-- begin --

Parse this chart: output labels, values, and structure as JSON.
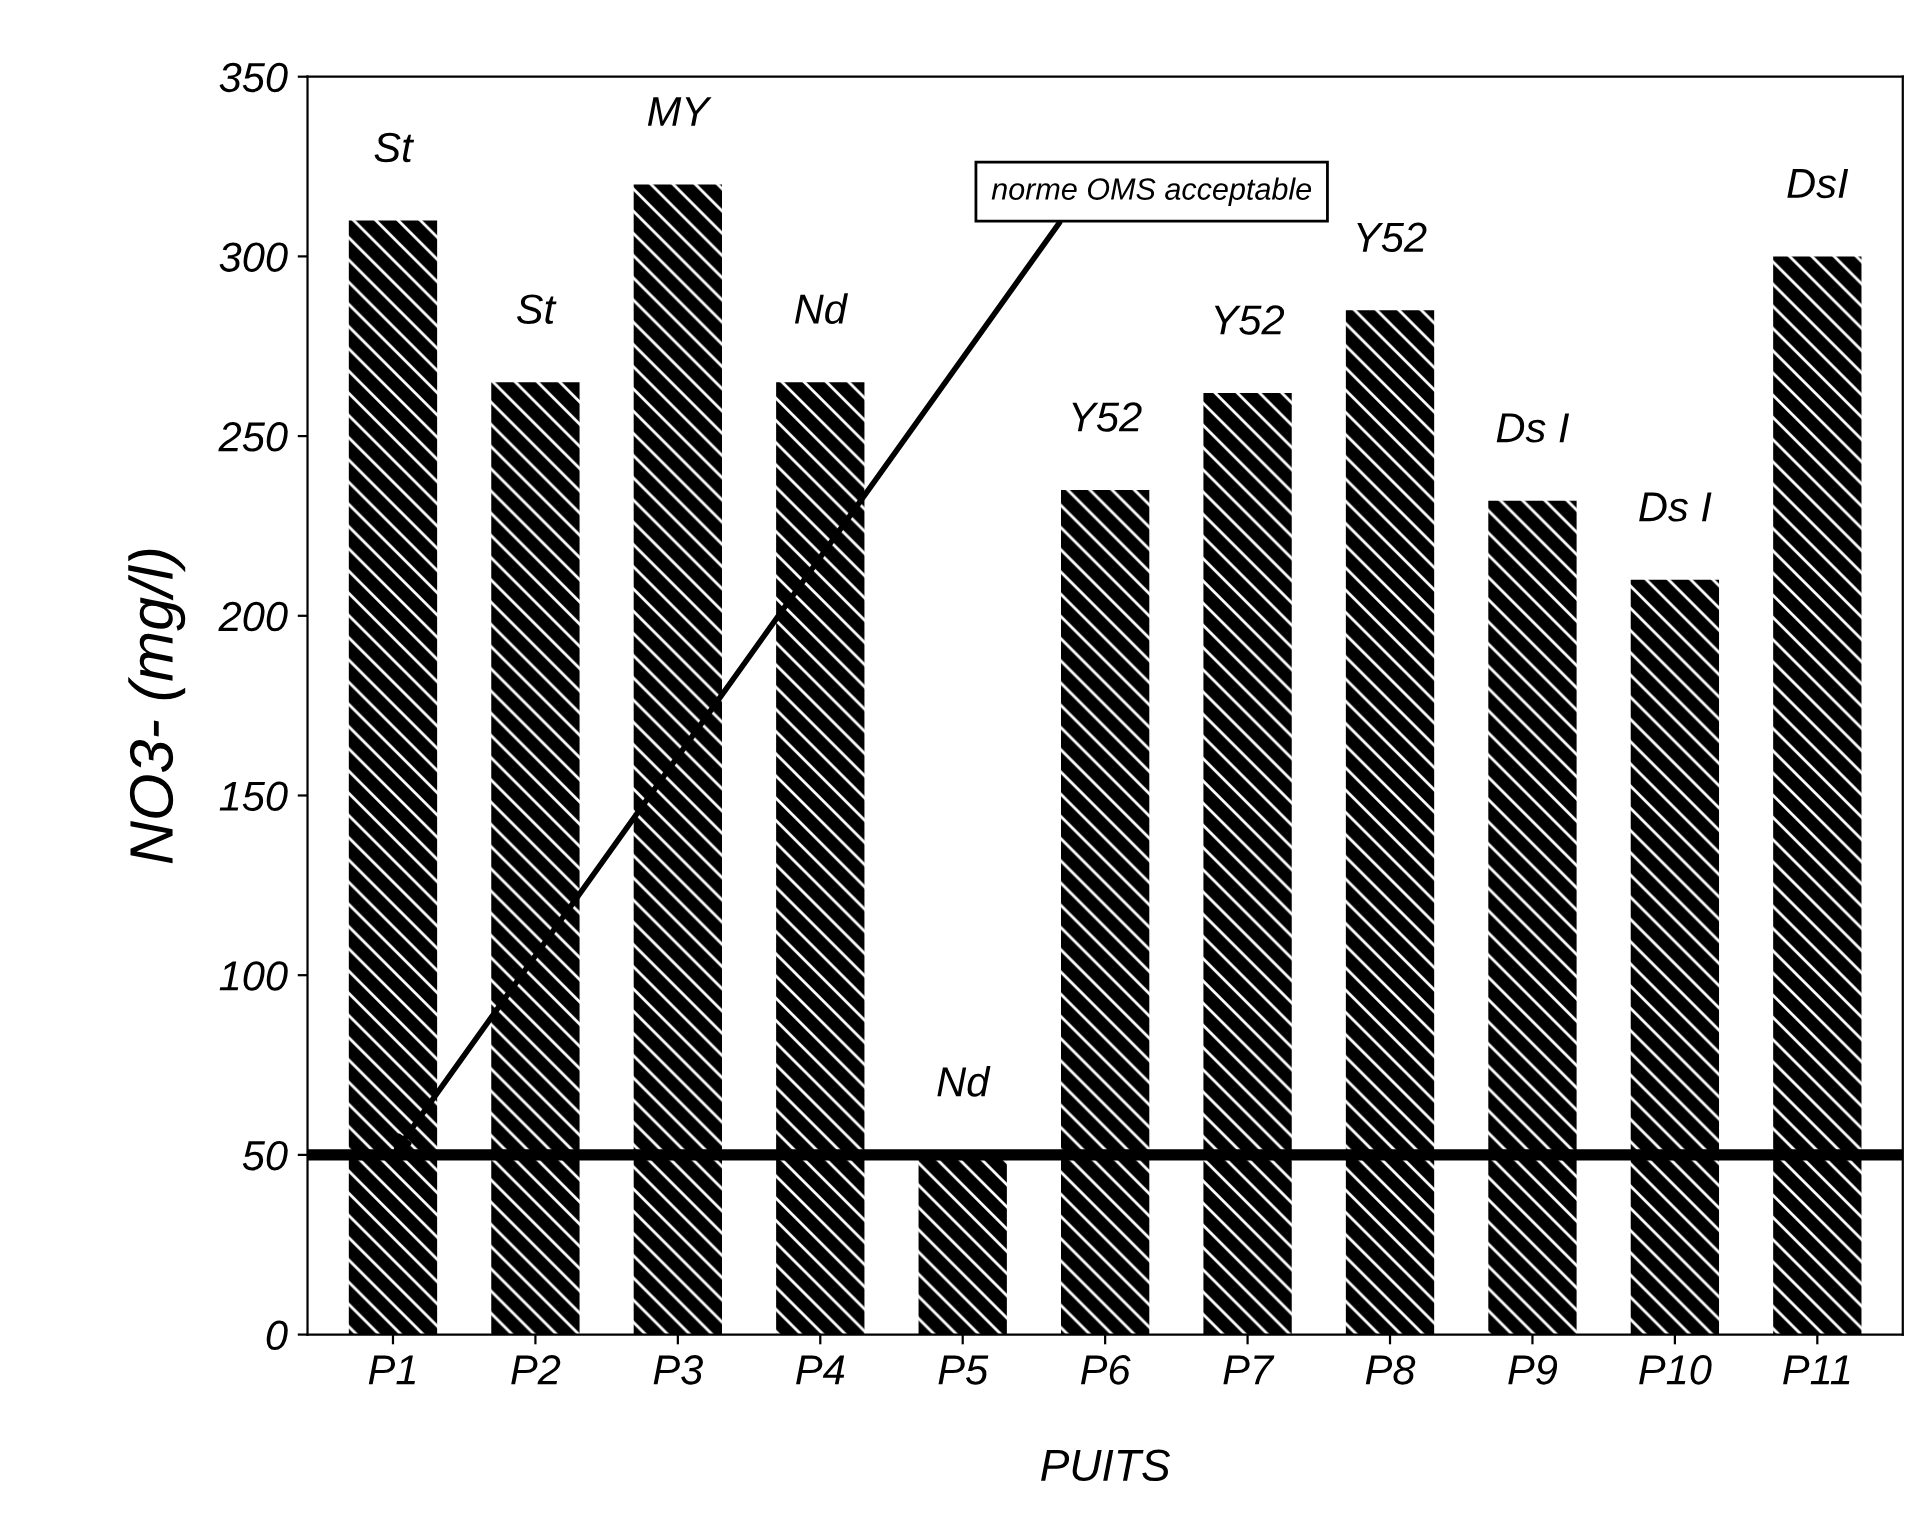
{
  "chart_data": {
    "type": "bar",
    "categories": [
      "P1",
      "P2",
      "P3",
      "P4",
      "P5",
      "P6",
      "P7",
      "P8",
      "P9",
      "P10",
      "P11"
    ],
    "values": [
      310,
      265,
      320,
      265,
      50,
      235,
      262,
      285,
      232,
      210,
      300
    ],
    "value_labels": [
      "St",
      "St",
      "MY",
      "Nd",
      "Nd",
      "Y52",
      "Y52",
      "Y52",
      "Ds I",
      "Ds I",
      "DsI"
    ],
    "color": "#000000",
    "xlabel": "PUITS",
    "ylabel": "NO3- (mg/l)",
    "ylim": [
      0,
      350
    ],
    "yticks": [
      0,
      50,
      100,
      150,
      200,
      250,
      300,
      350
    ],
    "ref_lines": [
      {
        "axis": "y",
        "value": 50,
        "color": "#000000"
      }
    ],
    "annotations": [
      {
        "text": "norme OMS acceptable",
        "x": "P1",
        "y": 50
      }
    ]
  }
}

-- end --

Each record above is to be restated exactly, with its pictures removed from the copy.

EXERCISE SOLUTION:
Parse this chart: output labels, values, and structure as JSON.
{
  "chart_data": {
    "type": "bar",
    "categories": [
      "P1",
      "P2",
      "P3",
      "P4",
      "P5",
      "P6",
      "P7",
      "P8",
      "P9",
      "P10",
      "P11"
    ],
    "values": [
      310,
      265,
      320,
      265,
      50,
      235,
      262,
      285,
      232,
      210,
      300
    ],
    "value_labels": [
      "St",
      "St",
      "MY",
      "Nd",
      "Nd",
      "Y52",
      "Y52",
      "Y52",
      "Ds I",
      "Ds I",
      "DsI"
    ],
    "color": "#000000",
    "xlabel": "PUITS",
    "ylabel": "NO3- (mg/l)",
    "ylim": [
      0,
      350
    ],
    "yticks": [
      0,
      50,
      100,
      150,
      200,
      250,
      300,
      350
    ],
    "ref_lines": [
      {
        "axis": "y",
        "value": 50,
        "color": "#000000"
      }
    ],
    "annotations": [
      {
        "text": "norme OMS acceptable",
        "x": "P1",
        "y": 50
      }
    ]
  }
}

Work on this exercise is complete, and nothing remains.